# Records from a data source

+++++

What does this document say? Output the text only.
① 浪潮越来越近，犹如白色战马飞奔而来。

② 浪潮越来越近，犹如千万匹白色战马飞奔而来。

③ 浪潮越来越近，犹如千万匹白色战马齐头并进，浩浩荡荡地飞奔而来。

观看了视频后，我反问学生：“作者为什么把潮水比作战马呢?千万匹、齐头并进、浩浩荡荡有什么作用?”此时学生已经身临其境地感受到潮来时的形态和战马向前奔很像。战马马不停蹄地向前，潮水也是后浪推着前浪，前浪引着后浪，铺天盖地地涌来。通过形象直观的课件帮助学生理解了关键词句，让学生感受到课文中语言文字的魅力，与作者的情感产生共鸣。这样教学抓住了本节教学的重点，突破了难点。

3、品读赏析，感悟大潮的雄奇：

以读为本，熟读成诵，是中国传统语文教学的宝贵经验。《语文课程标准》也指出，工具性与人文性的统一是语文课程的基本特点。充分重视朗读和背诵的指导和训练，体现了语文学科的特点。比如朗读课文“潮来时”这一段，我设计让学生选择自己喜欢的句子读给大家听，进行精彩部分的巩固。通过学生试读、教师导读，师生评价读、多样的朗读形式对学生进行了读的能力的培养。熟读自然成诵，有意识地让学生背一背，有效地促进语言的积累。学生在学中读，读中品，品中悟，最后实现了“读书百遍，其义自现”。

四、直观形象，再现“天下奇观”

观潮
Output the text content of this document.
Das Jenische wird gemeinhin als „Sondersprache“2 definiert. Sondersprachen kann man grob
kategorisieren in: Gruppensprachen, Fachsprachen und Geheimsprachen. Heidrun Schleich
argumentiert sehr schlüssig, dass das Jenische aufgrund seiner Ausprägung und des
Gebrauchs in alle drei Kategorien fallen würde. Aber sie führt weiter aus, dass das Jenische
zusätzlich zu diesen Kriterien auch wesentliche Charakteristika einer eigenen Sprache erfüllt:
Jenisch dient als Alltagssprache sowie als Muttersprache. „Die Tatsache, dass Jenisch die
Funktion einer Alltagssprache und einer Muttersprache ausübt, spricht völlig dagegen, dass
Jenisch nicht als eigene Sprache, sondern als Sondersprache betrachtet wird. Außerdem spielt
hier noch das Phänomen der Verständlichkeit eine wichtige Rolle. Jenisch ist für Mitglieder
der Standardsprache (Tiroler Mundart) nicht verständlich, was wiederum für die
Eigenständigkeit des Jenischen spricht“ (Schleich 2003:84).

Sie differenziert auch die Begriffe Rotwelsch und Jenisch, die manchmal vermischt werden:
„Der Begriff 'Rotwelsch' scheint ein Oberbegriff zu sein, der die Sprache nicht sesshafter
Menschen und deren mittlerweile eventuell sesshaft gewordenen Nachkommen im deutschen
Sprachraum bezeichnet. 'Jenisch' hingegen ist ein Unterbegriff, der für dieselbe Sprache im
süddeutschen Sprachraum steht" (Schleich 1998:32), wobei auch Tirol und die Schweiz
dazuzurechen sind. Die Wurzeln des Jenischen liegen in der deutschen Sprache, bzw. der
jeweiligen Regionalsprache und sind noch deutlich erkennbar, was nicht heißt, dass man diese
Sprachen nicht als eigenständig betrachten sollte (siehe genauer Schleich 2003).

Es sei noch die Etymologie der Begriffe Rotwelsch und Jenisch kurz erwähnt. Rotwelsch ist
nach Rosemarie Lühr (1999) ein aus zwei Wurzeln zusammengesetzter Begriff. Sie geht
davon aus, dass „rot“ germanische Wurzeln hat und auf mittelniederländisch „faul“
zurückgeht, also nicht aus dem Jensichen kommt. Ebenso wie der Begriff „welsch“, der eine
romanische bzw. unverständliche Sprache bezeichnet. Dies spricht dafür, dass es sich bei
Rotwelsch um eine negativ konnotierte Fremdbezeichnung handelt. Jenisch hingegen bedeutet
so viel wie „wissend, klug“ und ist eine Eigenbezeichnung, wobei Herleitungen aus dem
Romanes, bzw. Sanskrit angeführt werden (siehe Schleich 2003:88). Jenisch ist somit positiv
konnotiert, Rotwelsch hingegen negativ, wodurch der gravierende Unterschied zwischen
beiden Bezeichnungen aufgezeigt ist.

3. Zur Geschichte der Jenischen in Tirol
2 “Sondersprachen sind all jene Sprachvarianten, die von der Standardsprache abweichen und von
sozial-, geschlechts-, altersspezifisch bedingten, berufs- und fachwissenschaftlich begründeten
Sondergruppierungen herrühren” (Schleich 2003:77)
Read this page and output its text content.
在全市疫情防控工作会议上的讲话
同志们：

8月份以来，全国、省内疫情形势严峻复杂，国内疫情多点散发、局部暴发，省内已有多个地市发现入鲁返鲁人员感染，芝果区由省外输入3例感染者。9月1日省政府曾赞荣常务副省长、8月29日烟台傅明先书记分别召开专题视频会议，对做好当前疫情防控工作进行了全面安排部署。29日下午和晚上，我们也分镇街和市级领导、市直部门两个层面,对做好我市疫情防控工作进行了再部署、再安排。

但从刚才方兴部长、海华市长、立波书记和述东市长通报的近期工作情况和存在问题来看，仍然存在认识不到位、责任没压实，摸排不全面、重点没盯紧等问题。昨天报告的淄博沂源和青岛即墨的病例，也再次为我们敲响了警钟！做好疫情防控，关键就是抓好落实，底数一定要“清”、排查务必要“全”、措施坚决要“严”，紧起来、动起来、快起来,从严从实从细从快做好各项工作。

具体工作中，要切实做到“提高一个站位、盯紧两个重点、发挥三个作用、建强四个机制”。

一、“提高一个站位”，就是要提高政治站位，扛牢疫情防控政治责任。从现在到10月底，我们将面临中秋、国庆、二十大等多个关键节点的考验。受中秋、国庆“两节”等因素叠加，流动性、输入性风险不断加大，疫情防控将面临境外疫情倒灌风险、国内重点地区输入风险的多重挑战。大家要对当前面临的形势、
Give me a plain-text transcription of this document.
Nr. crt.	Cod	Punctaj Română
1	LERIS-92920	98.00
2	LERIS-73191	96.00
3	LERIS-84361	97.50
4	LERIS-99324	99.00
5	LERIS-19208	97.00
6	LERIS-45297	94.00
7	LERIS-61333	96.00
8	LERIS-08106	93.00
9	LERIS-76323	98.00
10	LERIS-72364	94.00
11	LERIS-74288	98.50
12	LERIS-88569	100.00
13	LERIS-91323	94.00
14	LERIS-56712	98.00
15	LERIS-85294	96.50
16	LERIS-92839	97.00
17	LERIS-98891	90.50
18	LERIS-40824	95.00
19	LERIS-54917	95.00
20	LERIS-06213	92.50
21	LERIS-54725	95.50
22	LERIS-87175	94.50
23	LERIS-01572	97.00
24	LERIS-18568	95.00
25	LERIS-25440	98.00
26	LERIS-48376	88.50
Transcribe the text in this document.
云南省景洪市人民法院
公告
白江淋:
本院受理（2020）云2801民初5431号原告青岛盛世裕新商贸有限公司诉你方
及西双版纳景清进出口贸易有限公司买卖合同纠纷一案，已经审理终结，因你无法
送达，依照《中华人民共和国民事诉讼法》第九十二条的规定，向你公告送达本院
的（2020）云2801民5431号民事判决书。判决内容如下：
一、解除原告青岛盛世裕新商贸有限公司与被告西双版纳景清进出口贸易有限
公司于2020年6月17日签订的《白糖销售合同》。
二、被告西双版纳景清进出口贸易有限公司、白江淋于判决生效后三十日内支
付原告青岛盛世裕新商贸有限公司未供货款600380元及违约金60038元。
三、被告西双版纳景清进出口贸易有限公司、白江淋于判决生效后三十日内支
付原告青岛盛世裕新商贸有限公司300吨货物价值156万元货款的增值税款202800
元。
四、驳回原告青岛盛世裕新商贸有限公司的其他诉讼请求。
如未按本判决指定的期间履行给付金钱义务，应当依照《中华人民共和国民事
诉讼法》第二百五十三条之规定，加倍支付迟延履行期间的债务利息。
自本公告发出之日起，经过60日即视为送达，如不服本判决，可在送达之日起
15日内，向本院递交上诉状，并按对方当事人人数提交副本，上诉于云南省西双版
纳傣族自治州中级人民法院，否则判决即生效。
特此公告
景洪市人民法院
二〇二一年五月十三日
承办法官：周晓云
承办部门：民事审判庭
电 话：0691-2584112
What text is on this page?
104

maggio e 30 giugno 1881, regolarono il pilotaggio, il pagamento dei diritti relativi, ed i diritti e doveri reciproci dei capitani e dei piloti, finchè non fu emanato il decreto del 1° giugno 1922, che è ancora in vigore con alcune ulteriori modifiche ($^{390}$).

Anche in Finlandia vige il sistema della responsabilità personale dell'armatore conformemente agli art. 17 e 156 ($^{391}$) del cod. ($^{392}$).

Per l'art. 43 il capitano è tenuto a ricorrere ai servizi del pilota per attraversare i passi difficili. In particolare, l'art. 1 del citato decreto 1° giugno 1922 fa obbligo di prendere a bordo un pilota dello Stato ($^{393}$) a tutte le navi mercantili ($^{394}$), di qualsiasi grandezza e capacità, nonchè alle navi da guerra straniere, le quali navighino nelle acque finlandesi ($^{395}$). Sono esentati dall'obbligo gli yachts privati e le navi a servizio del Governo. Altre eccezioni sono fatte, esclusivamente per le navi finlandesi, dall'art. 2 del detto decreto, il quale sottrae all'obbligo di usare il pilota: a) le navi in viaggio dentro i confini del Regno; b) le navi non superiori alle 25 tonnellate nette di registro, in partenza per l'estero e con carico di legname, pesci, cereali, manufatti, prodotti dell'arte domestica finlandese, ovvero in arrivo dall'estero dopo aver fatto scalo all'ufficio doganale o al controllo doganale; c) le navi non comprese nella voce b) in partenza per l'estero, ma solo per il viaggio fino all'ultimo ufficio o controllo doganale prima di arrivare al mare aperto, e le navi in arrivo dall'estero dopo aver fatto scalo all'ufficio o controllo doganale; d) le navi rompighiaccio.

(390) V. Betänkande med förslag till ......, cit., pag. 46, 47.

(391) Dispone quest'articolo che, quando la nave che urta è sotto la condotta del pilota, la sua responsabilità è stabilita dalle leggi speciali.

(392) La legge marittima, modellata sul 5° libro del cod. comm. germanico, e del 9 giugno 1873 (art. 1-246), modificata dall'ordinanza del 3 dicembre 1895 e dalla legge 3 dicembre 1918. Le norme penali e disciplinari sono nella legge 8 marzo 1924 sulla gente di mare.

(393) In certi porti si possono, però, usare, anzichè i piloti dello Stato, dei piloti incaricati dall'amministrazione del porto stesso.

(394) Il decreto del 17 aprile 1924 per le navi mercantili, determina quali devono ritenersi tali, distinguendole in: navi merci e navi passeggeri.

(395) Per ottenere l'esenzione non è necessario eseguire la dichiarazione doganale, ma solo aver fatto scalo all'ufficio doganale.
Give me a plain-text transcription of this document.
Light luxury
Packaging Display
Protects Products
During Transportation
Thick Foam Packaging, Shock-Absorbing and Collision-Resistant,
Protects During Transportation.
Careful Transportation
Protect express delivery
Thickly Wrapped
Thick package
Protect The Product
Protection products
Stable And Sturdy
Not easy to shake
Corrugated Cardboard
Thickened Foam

+++++

# YOUR OBJECTIVE
Take every line from the records above that has the word "ufficio" and copy it.

# SOLUTION FOR THIS TASK
Per l'art. 43 il capitano è tenuto a ricorrere ai servizi del pilota per attraversare i passi difficili. In particolare, l'art. 1 del citato decreto 1° giugno 1922 fa obbligo di prendere a bordo un pilota dello Stato ($^{393}$) a tutte le navi mercantili ($^{394}$), di qualsiasi grandezza e capacità, nonchè alle navi da guerra straniere, le quali navighino nelle acque finlandesi ($^{395}$). Sono esentati dall'obbligo gli yachts privati e le navi a servizio del Governo. Altre eccezioni sono fatte, esclusivamente per le navi finlandesi, dall'art. 2 del detto decreto, il quale sottrae all'obbligo di usare il pilota: a) le navi in viaggio dentro i confini del Regno; b) le navi non superiori alle 25 tonnellate nette di registro, in partenza per l'estero e con carico di legname, pesci, cereali, manufatti, prodotti dell'arte domestica finlandese, ovvero in arrivo dall'estero dopo aver fatto scalo all'ufficio doganale o al controllo doganale; c) le navi non comprese nella voce b) in partenza per l'estero, ma solo per il viaggio fino all'ultimo ufficio o controllo doganale prima di arrivare al mare aperto, e le navi in arrivo dall'estero dopo aver fatto scalo all'ufficio o controllo doganale; d) le navi rompighiaccio.
(395) Per ottenere l'esenzione non è necessario eseguire la dichiarazione doganale, ma solo aver fatto scalo all'ufficio doganale.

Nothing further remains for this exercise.